(Records from a data collection)
┌──

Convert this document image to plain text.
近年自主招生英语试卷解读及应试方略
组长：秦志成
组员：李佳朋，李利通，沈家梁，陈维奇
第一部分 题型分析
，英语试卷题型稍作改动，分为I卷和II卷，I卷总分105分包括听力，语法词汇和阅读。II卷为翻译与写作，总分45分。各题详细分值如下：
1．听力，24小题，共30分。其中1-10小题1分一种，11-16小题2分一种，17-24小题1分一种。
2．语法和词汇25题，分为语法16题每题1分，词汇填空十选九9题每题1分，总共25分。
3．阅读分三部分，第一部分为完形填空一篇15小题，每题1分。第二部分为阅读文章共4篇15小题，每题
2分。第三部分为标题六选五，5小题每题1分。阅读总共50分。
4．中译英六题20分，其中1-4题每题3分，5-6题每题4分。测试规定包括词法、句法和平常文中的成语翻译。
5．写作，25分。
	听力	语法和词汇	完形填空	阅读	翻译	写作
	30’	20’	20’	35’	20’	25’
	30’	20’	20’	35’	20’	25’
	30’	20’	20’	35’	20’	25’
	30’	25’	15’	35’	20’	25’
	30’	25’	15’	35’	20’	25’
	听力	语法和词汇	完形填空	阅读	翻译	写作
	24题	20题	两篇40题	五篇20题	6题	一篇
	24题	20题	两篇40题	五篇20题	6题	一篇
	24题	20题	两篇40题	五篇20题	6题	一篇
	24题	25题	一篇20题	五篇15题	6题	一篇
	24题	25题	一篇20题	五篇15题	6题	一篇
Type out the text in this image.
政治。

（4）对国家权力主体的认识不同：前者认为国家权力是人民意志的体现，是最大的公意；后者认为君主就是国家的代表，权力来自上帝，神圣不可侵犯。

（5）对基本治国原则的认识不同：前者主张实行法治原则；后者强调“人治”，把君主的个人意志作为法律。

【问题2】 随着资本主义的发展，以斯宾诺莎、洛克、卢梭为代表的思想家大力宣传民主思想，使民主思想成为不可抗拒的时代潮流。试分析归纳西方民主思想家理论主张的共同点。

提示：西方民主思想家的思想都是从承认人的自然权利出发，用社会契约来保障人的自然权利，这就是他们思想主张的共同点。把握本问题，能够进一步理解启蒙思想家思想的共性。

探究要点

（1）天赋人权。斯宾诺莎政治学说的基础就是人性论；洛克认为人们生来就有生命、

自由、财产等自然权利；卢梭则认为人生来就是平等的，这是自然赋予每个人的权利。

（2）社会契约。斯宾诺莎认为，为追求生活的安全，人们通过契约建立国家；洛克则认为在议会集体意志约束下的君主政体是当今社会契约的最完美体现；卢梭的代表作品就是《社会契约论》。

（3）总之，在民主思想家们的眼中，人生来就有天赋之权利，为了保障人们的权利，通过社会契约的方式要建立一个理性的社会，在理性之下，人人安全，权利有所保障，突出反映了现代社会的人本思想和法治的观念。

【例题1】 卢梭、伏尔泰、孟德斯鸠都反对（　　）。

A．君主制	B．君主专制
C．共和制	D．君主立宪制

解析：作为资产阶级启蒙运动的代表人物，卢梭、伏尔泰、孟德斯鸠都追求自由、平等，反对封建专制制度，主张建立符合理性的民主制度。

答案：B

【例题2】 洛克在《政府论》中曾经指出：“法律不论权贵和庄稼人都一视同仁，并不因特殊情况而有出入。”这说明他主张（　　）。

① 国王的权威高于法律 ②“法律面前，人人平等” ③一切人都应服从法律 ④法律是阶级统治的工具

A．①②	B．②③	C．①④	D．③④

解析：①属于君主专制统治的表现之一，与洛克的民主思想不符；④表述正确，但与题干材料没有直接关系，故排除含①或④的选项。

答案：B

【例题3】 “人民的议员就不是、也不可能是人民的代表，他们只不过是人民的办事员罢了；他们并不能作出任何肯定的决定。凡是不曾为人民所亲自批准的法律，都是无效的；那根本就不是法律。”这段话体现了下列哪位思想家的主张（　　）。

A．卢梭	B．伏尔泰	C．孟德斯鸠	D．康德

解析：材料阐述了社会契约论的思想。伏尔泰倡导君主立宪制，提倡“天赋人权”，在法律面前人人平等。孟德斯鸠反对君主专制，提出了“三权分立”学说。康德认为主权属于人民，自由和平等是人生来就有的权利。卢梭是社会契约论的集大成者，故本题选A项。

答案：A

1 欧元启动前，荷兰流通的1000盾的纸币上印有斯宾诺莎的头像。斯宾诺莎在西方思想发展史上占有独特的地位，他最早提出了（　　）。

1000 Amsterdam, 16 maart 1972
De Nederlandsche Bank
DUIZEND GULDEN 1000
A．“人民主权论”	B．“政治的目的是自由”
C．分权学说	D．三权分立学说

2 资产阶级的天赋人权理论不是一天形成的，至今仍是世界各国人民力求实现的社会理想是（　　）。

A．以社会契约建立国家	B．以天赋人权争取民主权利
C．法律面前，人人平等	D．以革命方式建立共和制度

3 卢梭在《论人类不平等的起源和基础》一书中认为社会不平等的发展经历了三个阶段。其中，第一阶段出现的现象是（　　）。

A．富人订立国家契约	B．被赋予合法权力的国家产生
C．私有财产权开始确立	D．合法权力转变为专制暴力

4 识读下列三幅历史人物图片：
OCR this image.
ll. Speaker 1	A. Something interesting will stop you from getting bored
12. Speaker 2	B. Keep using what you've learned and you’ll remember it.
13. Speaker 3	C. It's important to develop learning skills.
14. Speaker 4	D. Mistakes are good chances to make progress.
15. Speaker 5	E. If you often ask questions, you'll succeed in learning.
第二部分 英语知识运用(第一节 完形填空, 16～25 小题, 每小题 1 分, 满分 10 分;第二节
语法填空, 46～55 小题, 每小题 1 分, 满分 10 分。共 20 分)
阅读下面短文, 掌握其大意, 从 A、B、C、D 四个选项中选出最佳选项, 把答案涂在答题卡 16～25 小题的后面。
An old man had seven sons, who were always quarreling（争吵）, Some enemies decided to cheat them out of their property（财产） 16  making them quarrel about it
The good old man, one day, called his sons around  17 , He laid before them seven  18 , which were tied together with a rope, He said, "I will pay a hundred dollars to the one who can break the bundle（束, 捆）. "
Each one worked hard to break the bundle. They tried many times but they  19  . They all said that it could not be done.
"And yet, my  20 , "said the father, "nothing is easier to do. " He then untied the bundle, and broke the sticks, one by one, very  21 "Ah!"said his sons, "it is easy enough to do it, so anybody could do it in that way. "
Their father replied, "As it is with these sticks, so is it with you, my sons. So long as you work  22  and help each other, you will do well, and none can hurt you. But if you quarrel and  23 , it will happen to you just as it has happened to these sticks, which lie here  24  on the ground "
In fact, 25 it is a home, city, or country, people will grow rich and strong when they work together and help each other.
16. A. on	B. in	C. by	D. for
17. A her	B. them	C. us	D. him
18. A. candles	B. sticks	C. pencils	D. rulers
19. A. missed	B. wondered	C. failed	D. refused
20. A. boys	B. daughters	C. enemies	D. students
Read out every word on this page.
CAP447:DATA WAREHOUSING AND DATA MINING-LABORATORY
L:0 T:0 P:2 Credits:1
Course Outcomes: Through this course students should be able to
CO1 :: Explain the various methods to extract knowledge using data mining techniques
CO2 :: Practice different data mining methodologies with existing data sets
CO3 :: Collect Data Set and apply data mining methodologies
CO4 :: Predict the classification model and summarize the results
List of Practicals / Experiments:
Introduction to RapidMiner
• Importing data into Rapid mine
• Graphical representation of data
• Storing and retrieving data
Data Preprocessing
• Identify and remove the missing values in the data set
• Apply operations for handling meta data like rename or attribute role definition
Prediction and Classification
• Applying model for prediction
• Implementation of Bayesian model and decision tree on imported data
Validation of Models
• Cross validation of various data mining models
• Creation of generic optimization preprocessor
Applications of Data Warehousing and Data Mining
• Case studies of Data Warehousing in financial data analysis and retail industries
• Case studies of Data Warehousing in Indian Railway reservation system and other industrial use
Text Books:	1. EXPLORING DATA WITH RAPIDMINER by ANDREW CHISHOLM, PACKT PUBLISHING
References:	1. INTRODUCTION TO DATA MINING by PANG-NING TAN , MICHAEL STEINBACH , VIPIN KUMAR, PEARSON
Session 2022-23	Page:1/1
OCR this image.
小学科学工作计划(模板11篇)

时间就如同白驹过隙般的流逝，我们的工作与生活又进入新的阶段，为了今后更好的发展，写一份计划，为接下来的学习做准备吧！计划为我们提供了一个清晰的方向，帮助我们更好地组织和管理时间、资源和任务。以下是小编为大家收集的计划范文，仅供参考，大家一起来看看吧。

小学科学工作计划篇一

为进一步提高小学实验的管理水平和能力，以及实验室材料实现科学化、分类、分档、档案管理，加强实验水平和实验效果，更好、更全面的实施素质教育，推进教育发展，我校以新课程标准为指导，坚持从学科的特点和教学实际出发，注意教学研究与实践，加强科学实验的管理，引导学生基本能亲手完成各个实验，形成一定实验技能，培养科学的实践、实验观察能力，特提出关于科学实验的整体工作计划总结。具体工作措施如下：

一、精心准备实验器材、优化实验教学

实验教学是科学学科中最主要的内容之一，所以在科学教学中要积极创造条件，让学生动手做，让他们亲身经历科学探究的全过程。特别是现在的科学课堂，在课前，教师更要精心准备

└──

[Request]: State how many lines of the records above contain "enemies", with no words besides the number.

[Solution for this problem]: 2